■ The request
Gather all lines in the entries below that include the word "Mayores".

════════

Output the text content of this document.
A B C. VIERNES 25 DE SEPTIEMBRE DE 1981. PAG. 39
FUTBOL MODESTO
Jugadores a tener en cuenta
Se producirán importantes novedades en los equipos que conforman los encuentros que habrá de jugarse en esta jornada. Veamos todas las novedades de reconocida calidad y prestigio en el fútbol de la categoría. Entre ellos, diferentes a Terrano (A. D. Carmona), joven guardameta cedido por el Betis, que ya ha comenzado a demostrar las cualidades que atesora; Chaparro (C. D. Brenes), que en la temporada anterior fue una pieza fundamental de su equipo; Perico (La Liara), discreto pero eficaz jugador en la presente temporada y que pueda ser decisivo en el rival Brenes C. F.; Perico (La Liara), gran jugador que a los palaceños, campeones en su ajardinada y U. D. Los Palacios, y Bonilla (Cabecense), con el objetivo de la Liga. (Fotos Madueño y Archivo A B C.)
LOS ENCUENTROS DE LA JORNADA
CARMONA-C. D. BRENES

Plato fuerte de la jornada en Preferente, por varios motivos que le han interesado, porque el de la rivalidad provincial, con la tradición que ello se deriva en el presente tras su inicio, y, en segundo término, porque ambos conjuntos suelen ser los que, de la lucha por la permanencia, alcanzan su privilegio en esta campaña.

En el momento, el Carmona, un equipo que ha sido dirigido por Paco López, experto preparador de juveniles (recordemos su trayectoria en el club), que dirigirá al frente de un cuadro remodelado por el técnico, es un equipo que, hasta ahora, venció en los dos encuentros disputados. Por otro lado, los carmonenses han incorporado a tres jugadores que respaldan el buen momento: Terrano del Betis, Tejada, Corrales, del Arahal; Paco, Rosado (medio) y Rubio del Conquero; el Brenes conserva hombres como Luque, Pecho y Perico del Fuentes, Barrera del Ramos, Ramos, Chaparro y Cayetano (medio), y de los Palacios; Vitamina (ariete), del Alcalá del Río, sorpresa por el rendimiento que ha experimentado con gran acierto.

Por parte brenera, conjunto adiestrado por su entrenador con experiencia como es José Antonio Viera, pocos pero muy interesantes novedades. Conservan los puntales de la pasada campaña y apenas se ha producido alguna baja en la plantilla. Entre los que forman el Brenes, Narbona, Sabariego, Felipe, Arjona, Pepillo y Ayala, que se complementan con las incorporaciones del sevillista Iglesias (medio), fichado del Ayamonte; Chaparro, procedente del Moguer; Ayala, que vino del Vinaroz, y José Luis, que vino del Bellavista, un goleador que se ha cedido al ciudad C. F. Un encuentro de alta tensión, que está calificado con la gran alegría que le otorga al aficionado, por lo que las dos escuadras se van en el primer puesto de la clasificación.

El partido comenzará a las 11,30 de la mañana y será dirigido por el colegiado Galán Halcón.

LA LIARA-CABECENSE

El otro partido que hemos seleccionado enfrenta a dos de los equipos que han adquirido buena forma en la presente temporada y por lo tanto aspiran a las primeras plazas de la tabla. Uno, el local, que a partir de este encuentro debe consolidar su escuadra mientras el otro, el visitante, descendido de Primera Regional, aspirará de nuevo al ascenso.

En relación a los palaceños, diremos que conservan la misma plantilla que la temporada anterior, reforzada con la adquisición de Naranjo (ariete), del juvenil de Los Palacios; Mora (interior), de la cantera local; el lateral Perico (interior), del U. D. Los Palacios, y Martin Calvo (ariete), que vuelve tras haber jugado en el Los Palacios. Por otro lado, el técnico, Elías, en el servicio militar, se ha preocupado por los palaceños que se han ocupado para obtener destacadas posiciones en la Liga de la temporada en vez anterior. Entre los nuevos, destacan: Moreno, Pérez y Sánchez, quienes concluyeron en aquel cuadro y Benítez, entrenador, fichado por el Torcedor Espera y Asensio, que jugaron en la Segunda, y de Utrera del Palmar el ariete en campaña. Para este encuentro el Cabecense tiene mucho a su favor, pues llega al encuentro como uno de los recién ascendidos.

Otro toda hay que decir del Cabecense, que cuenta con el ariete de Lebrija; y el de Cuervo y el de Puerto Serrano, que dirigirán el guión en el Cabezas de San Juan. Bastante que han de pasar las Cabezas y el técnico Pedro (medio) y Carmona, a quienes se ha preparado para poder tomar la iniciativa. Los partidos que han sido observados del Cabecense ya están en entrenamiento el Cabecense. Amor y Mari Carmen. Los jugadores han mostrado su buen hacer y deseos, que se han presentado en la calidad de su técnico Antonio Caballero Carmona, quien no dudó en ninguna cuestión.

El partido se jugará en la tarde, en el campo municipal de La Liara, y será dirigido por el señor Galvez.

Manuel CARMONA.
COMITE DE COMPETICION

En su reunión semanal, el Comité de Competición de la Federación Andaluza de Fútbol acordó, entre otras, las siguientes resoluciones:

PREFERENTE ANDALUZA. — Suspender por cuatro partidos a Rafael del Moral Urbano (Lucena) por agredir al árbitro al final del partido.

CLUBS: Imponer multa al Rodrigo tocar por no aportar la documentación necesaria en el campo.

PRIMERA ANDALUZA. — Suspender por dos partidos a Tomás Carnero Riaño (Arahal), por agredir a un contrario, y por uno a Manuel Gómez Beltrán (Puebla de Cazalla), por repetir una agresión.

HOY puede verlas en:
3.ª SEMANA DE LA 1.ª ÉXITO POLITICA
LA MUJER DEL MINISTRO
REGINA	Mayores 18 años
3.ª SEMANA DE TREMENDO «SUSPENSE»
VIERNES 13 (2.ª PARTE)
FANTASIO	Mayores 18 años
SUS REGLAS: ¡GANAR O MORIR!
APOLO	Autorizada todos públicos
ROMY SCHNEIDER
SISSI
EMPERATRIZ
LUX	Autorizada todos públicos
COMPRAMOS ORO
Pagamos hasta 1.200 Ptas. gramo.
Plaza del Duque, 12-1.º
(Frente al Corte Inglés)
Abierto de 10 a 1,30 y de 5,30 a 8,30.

════════

■ Exercise output
REGINA	Mayores 18 años
FANTASIO	Mayores 18 años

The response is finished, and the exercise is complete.